> [Data entries]
Begin

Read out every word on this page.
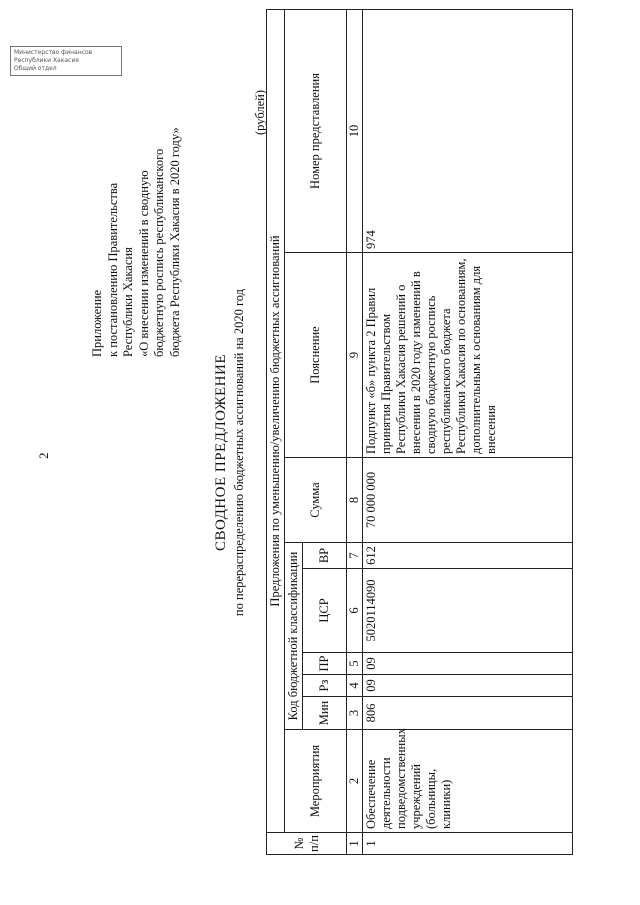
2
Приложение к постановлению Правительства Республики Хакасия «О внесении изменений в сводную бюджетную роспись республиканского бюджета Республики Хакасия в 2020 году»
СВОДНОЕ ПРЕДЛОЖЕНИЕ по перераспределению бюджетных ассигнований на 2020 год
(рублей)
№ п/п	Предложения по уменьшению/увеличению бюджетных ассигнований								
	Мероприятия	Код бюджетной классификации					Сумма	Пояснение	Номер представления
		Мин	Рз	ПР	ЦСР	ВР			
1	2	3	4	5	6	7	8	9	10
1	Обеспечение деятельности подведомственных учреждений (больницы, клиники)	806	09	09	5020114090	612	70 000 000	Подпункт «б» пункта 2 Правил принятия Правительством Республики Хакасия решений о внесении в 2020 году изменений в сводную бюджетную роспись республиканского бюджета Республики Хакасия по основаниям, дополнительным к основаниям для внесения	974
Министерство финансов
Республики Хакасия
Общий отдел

End
Begin

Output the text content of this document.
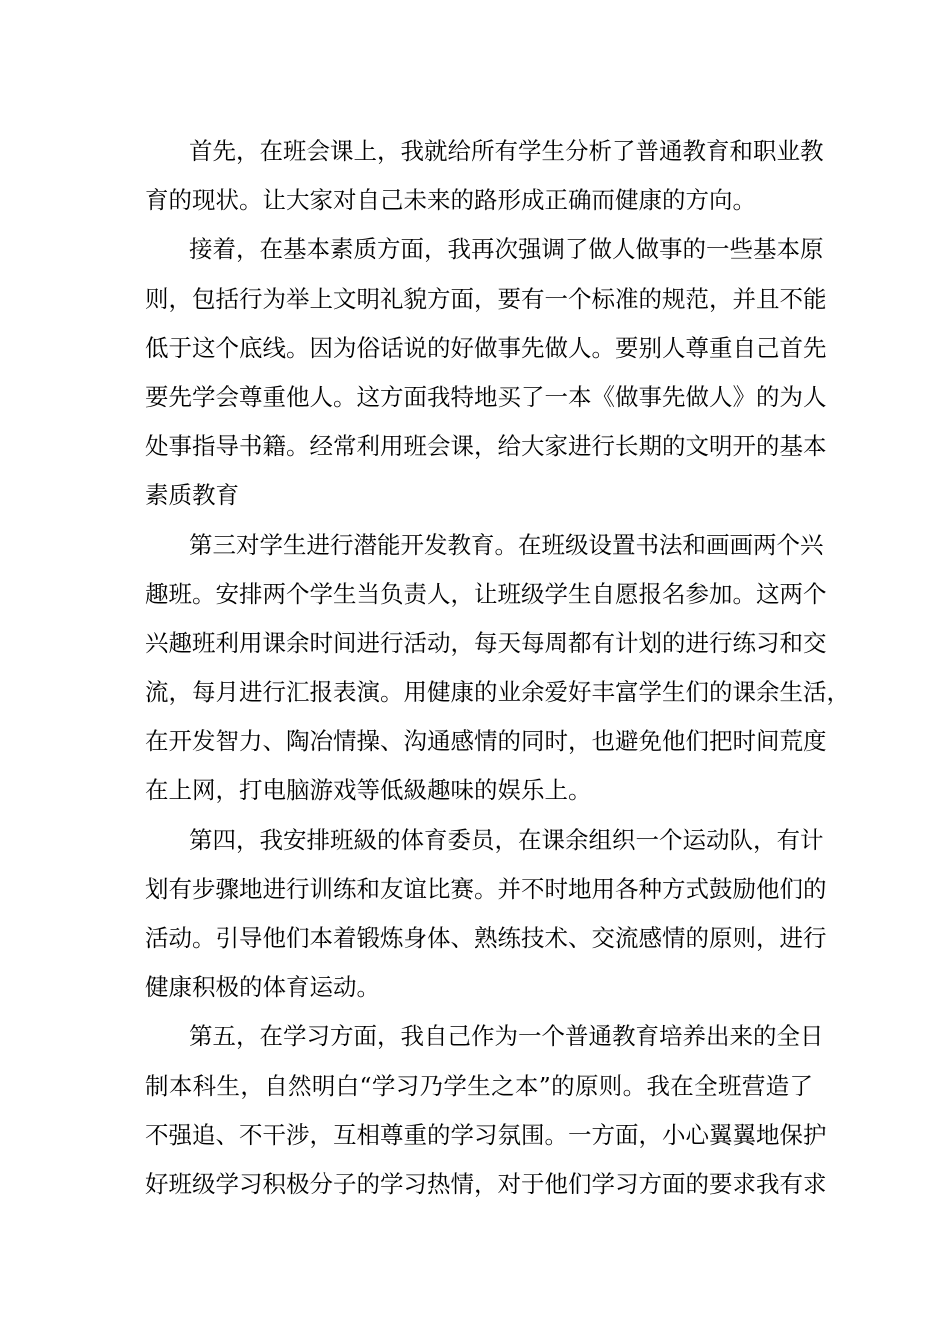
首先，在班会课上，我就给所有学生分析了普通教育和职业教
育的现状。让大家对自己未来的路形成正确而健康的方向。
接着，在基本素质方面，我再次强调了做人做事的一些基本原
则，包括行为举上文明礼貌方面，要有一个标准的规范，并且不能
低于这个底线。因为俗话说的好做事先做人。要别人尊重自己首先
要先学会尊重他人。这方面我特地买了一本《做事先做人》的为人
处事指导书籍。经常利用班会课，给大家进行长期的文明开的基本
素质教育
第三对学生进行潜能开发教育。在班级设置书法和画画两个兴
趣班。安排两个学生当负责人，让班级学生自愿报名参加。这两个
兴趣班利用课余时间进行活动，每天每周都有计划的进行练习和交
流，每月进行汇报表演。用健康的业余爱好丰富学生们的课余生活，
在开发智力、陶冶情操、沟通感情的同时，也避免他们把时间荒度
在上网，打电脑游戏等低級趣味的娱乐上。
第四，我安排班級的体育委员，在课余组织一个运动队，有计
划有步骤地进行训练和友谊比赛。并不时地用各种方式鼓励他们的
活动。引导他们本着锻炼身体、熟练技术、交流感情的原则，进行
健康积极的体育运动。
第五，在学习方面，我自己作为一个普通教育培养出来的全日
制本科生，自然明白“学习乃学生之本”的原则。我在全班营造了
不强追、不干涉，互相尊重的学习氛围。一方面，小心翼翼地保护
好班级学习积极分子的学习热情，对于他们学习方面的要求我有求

End

Show every line from the entries above in which the word "сводную" appears.

> [Solution]
Приложение к постановлению Правительства Республики Хакасия «О внесении изменений в сводную бюджетную роспись республиканского бюджета Республики Хакасия в 2020 году»
1	Обеспечение деятельности подведомственных учреждений (больницы, клиники)	806	09	09	5020114090	612	70 000 000	Подпункт «б» пункта 2 Правил принятия Правительством Республики Хакасия решений о внесении в 2020 году изменений в сводную бюджетную роспись республиканского бюджета Республики Хакасия по основаниям, дополнительным к основаниям для внесения	974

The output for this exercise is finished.